[A run of records]
'''
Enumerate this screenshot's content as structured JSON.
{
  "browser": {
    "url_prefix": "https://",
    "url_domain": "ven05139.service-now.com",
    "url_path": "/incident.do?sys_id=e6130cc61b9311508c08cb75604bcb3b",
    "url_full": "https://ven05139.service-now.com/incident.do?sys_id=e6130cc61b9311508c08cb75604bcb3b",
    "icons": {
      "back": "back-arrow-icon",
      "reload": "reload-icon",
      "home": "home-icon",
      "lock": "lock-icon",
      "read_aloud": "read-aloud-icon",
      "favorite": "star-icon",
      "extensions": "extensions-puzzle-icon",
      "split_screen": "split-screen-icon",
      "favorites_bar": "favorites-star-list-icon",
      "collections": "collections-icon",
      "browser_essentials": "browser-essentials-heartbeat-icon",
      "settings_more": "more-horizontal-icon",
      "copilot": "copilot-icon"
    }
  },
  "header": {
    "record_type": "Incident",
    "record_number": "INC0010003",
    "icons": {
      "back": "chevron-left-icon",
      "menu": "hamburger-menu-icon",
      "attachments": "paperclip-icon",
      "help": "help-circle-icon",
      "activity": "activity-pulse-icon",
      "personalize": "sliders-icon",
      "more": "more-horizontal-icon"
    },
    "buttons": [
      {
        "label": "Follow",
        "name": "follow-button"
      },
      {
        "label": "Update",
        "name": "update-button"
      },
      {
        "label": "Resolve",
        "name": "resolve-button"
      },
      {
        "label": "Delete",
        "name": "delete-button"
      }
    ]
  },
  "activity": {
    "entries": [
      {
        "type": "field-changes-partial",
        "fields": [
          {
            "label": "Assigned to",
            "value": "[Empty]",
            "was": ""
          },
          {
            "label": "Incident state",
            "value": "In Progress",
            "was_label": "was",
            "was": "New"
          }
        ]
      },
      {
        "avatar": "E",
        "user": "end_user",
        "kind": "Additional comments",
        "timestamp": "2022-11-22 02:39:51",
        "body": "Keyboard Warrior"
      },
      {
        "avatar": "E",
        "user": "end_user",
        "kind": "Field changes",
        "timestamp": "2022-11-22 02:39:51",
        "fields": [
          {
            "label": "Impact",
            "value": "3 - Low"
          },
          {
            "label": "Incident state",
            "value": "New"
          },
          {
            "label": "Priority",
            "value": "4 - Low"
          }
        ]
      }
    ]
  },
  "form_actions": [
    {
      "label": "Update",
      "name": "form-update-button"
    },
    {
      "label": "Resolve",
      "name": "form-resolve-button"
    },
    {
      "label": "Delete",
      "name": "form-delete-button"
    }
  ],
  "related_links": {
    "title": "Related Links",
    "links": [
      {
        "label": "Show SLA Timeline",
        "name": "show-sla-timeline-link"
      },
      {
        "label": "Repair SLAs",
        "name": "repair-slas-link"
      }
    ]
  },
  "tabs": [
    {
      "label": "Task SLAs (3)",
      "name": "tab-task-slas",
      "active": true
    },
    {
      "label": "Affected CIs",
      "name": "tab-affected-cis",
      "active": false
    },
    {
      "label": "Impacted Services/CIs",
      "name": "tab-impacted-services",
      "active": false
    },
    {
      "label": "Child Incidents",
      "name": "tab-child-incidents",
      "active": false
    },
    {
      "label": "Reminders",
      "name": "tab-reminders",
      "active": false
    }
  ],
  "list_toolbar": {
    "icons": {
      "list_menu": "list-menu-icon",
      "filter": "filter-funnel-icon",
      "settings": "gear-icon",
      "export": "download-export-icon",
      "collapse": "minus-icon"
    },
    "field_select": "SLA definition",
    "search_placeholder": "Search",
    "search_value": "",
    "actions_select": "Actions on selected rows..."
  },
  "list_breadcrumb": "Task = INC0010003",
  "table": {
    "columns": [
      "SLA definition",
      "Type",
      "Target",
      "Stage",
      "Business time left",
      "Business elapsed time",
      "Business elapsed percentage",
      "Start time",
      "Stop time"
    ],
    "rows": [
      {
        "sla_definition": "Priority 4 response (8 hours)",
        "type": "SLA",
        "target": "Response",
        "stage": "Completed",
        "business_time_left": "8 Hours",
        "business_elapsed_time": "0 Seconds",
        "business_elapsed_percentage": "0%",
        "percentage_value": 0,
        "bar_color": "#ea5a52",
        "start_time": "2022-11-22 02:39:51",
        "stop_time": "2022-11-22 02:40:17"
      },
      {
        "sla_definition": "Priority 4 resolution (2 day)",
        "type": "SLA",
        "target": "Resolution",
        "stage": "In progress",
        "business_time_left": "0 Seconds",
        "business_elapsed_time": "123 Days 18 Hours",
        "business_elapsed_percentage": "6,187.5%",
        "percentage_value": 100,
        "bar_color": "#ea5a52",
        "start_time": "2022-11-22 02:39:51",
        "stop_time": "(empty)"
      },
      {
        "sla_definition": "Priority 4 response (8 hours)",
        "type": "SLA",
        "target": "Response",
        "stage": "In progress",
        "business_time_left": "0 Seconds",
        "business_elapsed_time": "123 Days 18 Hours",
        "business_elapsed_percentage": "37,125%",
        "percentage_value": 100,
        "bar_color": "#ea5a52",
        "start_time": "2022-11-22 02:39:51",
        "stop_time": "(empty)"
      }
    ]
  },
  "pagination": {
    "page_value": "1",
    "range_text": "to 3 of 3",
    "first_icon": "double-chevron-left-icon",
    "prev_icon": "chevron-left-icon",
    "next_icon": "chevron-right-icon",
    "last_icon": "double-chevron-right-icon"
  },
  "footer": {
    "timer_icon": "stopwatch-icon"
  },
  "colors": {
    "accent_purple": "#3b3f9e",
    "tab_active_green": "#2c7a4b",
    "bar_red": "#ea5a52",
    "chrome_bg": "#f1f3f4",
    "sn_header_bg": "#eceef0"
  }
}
'''
**TASK DIRECTIONS**
Return what is listed above, exactly and completely.

**TASK ANSWER**
Enumerate this screenshot's content as structured JSON.
{
  "browser": {
    "url_prefix": "https://",
    "url_domain": "ven05139.service-now.com",
    "url_path": "/incident.do?sys_id=e6130cc61b9311508c08cb75604bcb3b",
    "url_full": "https://ven05139.service-now.com/incident.do?sys_id=e6130cc61b9311508c08cb75604bcb3b",
    "icons": {
      "back": "back-arrow-icon",
      "reload": "reload-icon",
      "home": "home-icon",
      "lock": "lock-icon",
      "read_aloud": "read-aloud-icon",
      "favorite": "star-icon",
      "extensions": "extensions-puzzle-icon",
      "split_screen": "split-screen-icon",
      "favorites_bar": "favorites-star-list-icon",
      "collections": "collections-icon",
      "browser_essentials": "browser-essentials-heartbeat-icon",
      "settings_more": "more-horizontal-icon",
      "copilot": "copilot-icon"
    }
  },
  "header": {
    "record_type": "Incident",
    "record_number": "INC0010003",
    "icons": {
      "back": "chevron-left-icon",
      "menu": "hamburger-menu-icon",
      "attachments": "paperclip-icon",
      "help": "help-circle-icon",
      "activity": "activity-pulse-icon",
      "personalize": "sliders-icon",
      "more": "more-horizontal-icon"
    },
    "buttons": [
      {
        "label": "Follow",
        "name": "follow-button"
      },
      {
        "label": "Update",
        "name": "update-button"
      },
      {
        "label": "Resolve",
        "name": "resolve-button"
      },
      {
        "label": "Delete",
        "name": "delete-button"
      }
    ]
  },
  "activity": {
    "entries": [
      {
        "type": "field-changes-partial",
        "fields": [
          {
            "label": "Assigned to",
            "value": "[Empty]",
            "was": ""
          },
          {
            "label": "Incident state",
            "value": "In Progress",
            "was_label": "was",
            "was": "New"
          }
        ]
      },
      {
        "avatar": "E",
        "user": "end_user",
        "kind": "Additional comments",
        "timestamp": "2022-11-22 02:39:51",
        "body": "Keyboard Warrior"
      },
      {
        "avatar": "E",
        "user": "end_user",
        "kind": "Field changes",
        "timestamp": "2022-11-22 02:39:51",
        "fields": [
          {
            "label": "Impact",
            "value": "3 - Low"
          },
          {
            "label": "Incident state",
            "value": "New"
          },
          {
            "label": "Priority",
            "value": "4 - Low"
          }
        ]
      }
    ]
  },
  "form_actions": [
    {
      "label": "Update",
      "name": "form-update-button"
    },
    {
      "label": "Resolve",
      "name": "form-resolve-button"
    },
    {
      "label": "Delete",
      "name": "form-delete-button"
    }
  ],
  "related_links": {
    "title": "Related Links",
    "links": [
      {
        "label": "Show SLA Timeline",
        "name": "show-sla-timeline-link"
      },
      {
        "label": "Repair SLAs",
        "name": "repair-slas-link"
      }
    ]
  },
  "tabs": [
    {
      "label": "Task SLAs (3)",
      "name": "tab-task-slas",
      "active": true
    },
    {
      "label": "Affected CIs",
      "name": "tab-affected-cis",
      "active": false
    },
    {
      "label": "Impacted Services/CIs",
      "name": "tab-impacted-services",
      "active": false
    },
    {
      "label": "Child Incidents",
      "name": "tab-child-incidents",
      "active": false
    },
    {
      "label": "Reminders",
      "name": "tab-reminders",
      "active": false
    }
  ],
  "list_toolbar": {
    "icons": {
      "list_menu": "list-menu-icon",
      "filter": "filter-funnel-icon",
      "settings": "gear-icon",
      "export": "download-export-icon",
      "collapse": "minus-icon"
    },
    "field_select": "SLA definition",
    "search_placeholder": "Search",
    "search_value": "",
    "actions_select": "Actions on selected rows..."
  },
  "list_breadcrumb": "Task = INC0010003",
  "table": {
    "columns": [
      "SLA definition",
      "Type",
      "Target",
      "Stage",
      "Business time left",
      "Business elapsed time",
      "Business elapsed percentage",
      "Start time",
      "Stop time"
    ],
    "rows": [
      {
        "sla_definition": "Priority 4 response (8 hours)",
        "type": "SLA",
        "target": "Response",
        "stage": "Completed",
        "business_time_left": "8 Hours",
        "business_elapsed_time": "0 Seconds",
        "business_elapsed_percentage": "0%",
        "percentage_value": 0,
        "bar_color": "#ea5a52",
        "start_time": "2022-11-22 02:39:51",
        "stop_time": "2022-11-22 02:40:17"
      },
      {
        "sla_definition": "Priority 4 resolution (2 day)",
        "type": "SLA",
        "target": "Resolution",
        "stage": "In progress",
        "business_time_left": "0 Seconds",
        "business_elapsed_time": "123 Days 18 Hours",
        "business_elapsed_percentage": "6,187.5%",
        "percentage_value": 100,
        "bar_color": "#ea5a52",
        "start_time": "2022-11-22 02:39:51",
        "stop_time": "(empty)"
      },
      {
        "sla_definition": "Priority 4 response (8 hours)",
        "type": "SLA",
        "target": "Response",
        "stage": "In progress",
        "business_time_left": "0 Seconds",
        "business_elapsed_time": "123 Days 18 Hours",
        "business_elapsed_percentage": "37,125%",
        "percentage_value": 100,
        "bar_color": "#ea5a52",
        "start_time": "2022-11-22 02:39:51",
        "stop_time": "(empty)"
      }
    ]
  },
  "pagination": {
    "page_value": "1",
    "range_text": "to 3 of 3",
    "first_icon": "double-chevron-left-icon",
    "prev_icon": "chevron-left-icon",
    "next_icon": "chevron-right-icon",
    "last_icon": "double-chevron-right-icon"
  },
  "footer": {
    "timer_icon": "stopwatch-icon"
  },
  "colors": {
    "accent_purple": "#3b3f9e",
    "tab_active_green": "#2c7a4b",
    "bar_red": "#ea5a52",
    "chrome_bg": "#f1f3f4",
    "sn_header_bg": "#eceef0"
  }
}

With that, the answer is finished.